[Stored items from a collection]
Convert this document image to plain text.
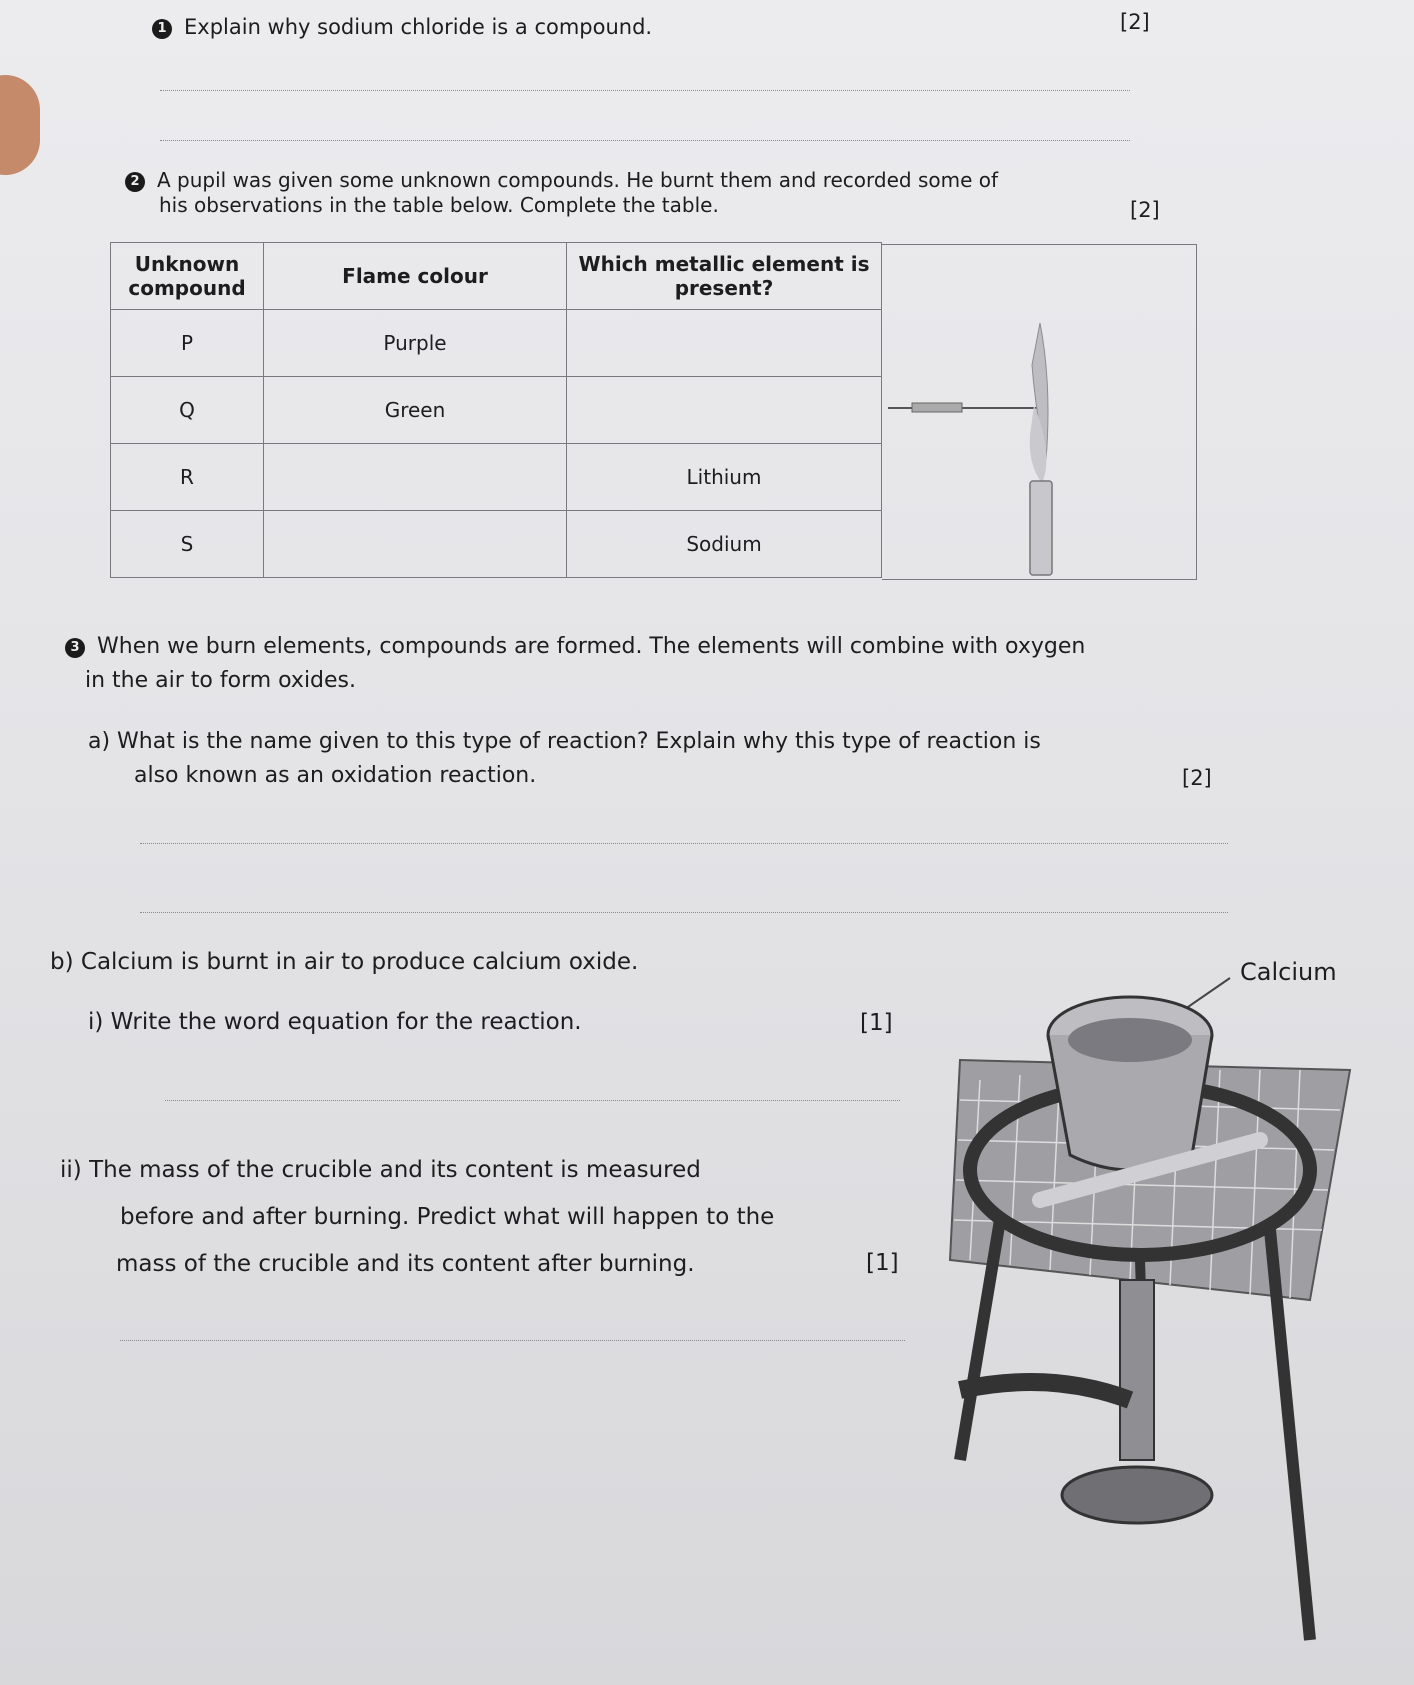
1 Explain why sodium chloride is a compound.	[2]
2 A pupil was given some unknown compounds. He burnt them and recorded some of
his observations in the table below. Complete the table.	[2]
Unknown compound	Flame colour	Which metallic element is present?
P	Purple	
Q	Green	
R		Lithium
S		Sodium
3 When we burn elements, compounds are formed. The elements will combine with oxygen
in the air to form oxides.
a) What is the name given to this type of reaction? Explain why this type of reaction is
also known as an oxidation reaction.	[2]
b) Calcium is burnt in air to produce calcium oxide.	Calcium
i) Write the word equation for the reaction.	[1]
ii) The mass of the crucible and its content is measured
before and after burning. Predict what will happen to the
mass of the crucible and its content after burning.	[1]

**TASK DESCRIPTION**
All of the lines above should be retyped precisely, apart from the pictures.

**CORRECT ANSWER**
Convert this document image to plain text.
1 Explain why sodium chloride is a compound.	[2]
2 A pupil was given some unknown compounds. He burnt them and recorded some of
his observations in the table below. Complete the table.	[2]
Unknown compound	Flame colour	Which metallic element is present?
P	Purple	
Q	Green	
R		Lithium
S		Sodium
3 When we burn elements, compounds are formed. The elements will combine with oxygen
in the air to form oxides.
a) What is the name given to this type of reaction? Explain why this type of reaction is
also known as an oxidation reaction.	[2]
b) Calcium is burnt in air to produce calcium oxide.	Calcium
i) Write the word equation for the reaction.	[1]
ii) The mass of the crucible and its content is measured
before and after burning. Predict what will happen to the
mass of the crucible and its content after burning.	[1]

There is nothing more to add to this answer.